(What you will do)
Will you transcribe all the entries word for word, skipping the pictures they hold?

# start of Working data

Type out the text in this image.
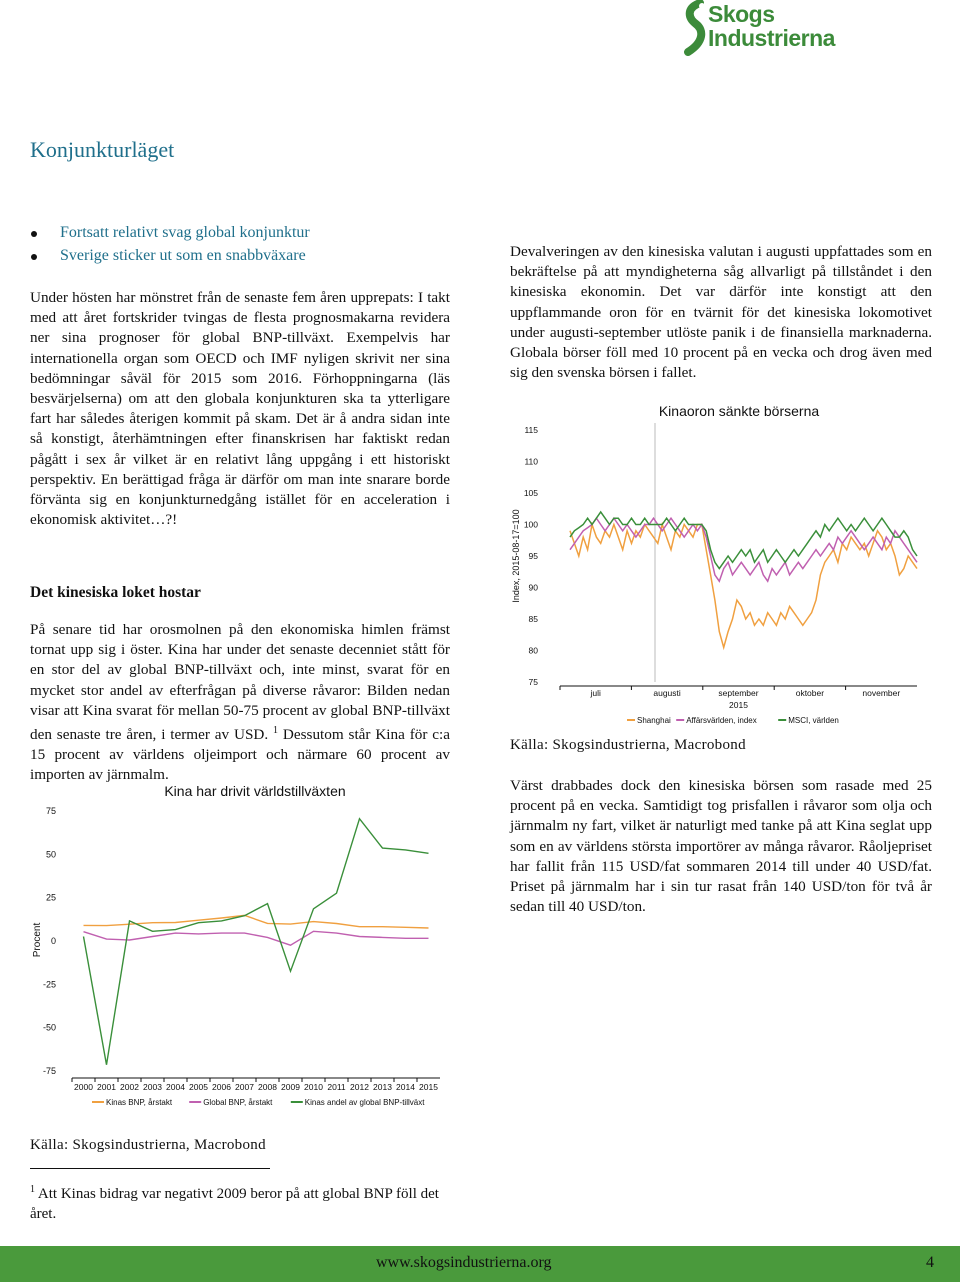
Skogs
Industrierna
Konjunkturläget
Fortsatt relativt svag global konjunktur
Sverige sticker ut som en snabbväxare

Under hösten har mönstret från de senaste fem åren upprepats: I takt med att året fortskrider tvingas de flesta prognosmakarna revidera ner sina prognoser för global BNP-tillväxt. Exempelvis har internationella organ som OECD och IMF nyligen skrivit ner sina bedömningar såväl för 2015 som 2016. Förhoppningarna (läs besvärjelserna) om att den globala konjunkturen ska ta ytterligare fart har således återigen kommit på skam. Det är å andra sidan inte så konstigt, återhämtningen efter finanskrisen har faktiskt redan pågått i sex år vilket är en relativt lång uppgång i ett historiskt perspektiv. En berättigad fråga är därför om man inte snarare borde förvänta sig en konjunkturnedgång istället för en acceleration i ekonomisk aktivitet…?!

Det kinesiska loket hostar

På senare tid har orosmolnen på den ekonomiska himlen främst tornat upp sig i öster. Kina har under det senaste decenniet stått för en stor del av global BNP-tillväxt och, inte minst, svarat för en mycket stor andel av efterfrågan på diverse råvaror: Bilden nedan visar att Kina svarat för mellan 50-75 procent av global BNP-tillväxt den senaste tre åren, i termer av USD. $^1$ Dessutom står Kina för c:a 15 procent av världens oljeimport och närmare 60 procent av importen av järnmalm.

Kina har drivit världstillväxten
75
50
25
0
-25
-50
-75
Procent
2000 2001 2002 2003 2004 2005 2006 2007 2008 2009 2010 2011 2012 2013 2014 2015
Kinas BNP, årstakt	Global BNP, årstakt	Kinas andel av global BNP-tillväxt

Källa: Skogsindustrierna, Macrobond

$^1$ Att Kinas bidrag var negativt 2009 beror på att global BNP föll det året.

Devalveringen av den kinesiska valutan i augusti uppfattades som en bekräftelse på att myndigheterna såg allvarligt på tillståndet i den kinesiska ekonomin. Det var därför inte konstigt att den uppflammande oron för en tvärnit för det kinesiska lokomotivet under augusti-september utlöste panik i de finansiella marknaderna. Globala börser föll med 10 procent på en vecka och drog även med sig den svenska börsen i fallet.

Kinaoron sänkte börserna
115
110
105
100
95
90
85
80
75
Index, 2015-08-17=100
juli	augusti	september	oktober	november
2015
Shanghai Affärsvärlden, index	MSCI, världen

Källa: Skogsindustrierna, Macrobond

Värst drabbades dock den kinesiska börsen som rasade med 25 procent på en vecka. Samtidigt tog prisfallen i råvaror som olja och järnmalm ny fart, vilket är naturligt med tanke på att Kina seglat upp som en av världens största importörer av många råvaror. Råoljepriset har fallit från 115 USD/fat sommaren 2014 till under 40 USD/fat. Priset på järnmalm har i sin tur rasat från 140 USD/ton för två år sedan till 40 USD/ton.

www.skogsindustrierna.org	4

# end of Working data

(The completed task)
Type out the text in this image.
Skogs
Industrierna
Konjunkturläget
Fortsatt relativt svag global konjunktur
Sverige sticker ut som en snabbväxare

Under hösten har mönstret från de senaste fem åren upprepats: I takt med att året fortskrider tvingas de flesta prognosmakarna revidera ner sina prognoser för global BNP-tillväxt. Exempelvis har internationella organ som OECD och IMF nyligen skrivit ner sina bedömningar såväl för 2015 som 2016. Förhoppningarna (läs besvärjelserna) om att den globala konjunkturen ska ta ytterligare fart har således återigen kommit på skam. Det är å andra sidan inte så konstigt, återhämtningen efter finanskrisen har faktiskt redan pågått i sex år vilket är en relativt lång uppgång i ett historiskt perspektiv. En berättigad fråga är därför om man inte snarare borde förvänta sig en konjunkturnedgång istället för en acceleration i ekonomisk aktivitet…?!

Det kinesiska loket hostar

På senare tid har orosmolnen på den ekonomiska himlen främst tornat upp sig i öster. Kina har under det senaste decenniet stått för en stor del av global BNP-tillväxt och, inte minst, svarat för en mycket stor andel av efterfrågan på diverse råvaror: Bilden nedan visar att Kina svarat för mellan 50-75 procent av global BNP-tillväxt den senaste tre åren, i termer av USD. $^1$ Dessutom står Kina för c:a 15 procent av världens oljeimport och närmare 60 procent av importen av järnmalm.

Kina har drivit världstillväxten
75
50
25
0
-25
-50
-75
Procent
2000 2001 2002 2003 2004 2005 2006 2007 2008 2009 2010 2011 2012 2013 2014 2015
Kinas BNP, årstakt	Global BNP, årstakt	Kinas andel av global BNP-tillväxt

Källa: Skogsindustrierna, Macrobond

$^1$ Att Kinas bidrag var negativt 2009 beror på att global BNP föll det året.

Devalveringen av den kinesiska valutan i augusti uppfattades som en bekräftelse på att myndigheterna såg allvarligt på tillståndet i den kinesiska ekonomin. Det var därför inte konstigt att den uppflammande oron för en tvärnit för det kinesiska lokomotivet under augusti-september utlöste panik i de finansiella marknaderna. Globala börser föll med 10 procent på en vecka och drog även med sig den svenska börsen i fallet.

Kinaoron sänkte börserna
115
110
105
100
95
90
85
80
75
Index, 2015-08-17=100
juli	augusti	september	oktober	november
2015
Shanghai Affärsvärlden, index	MSCI, världen

Källa: Skogsindustrierna, Macrobond

Värst drabbades dock den kinesiska börsen som rasade med 25 procent på en vecka. Samtidigt tog prisfallen i råvaror som olja och järnmalm ny fart, vilket är naturligt med tanke på att Kina seglat upp som en av världens största importörer av många råvaror. Råoljepriset har fallit från 115 USD/fat sommaren 2014 till under 40 USD/fat. Priset på järnmalm har i sin tur rasat från 140 USD/ton för två år sedan till 40 USD/ton.

www.skogsindustrierna.org	4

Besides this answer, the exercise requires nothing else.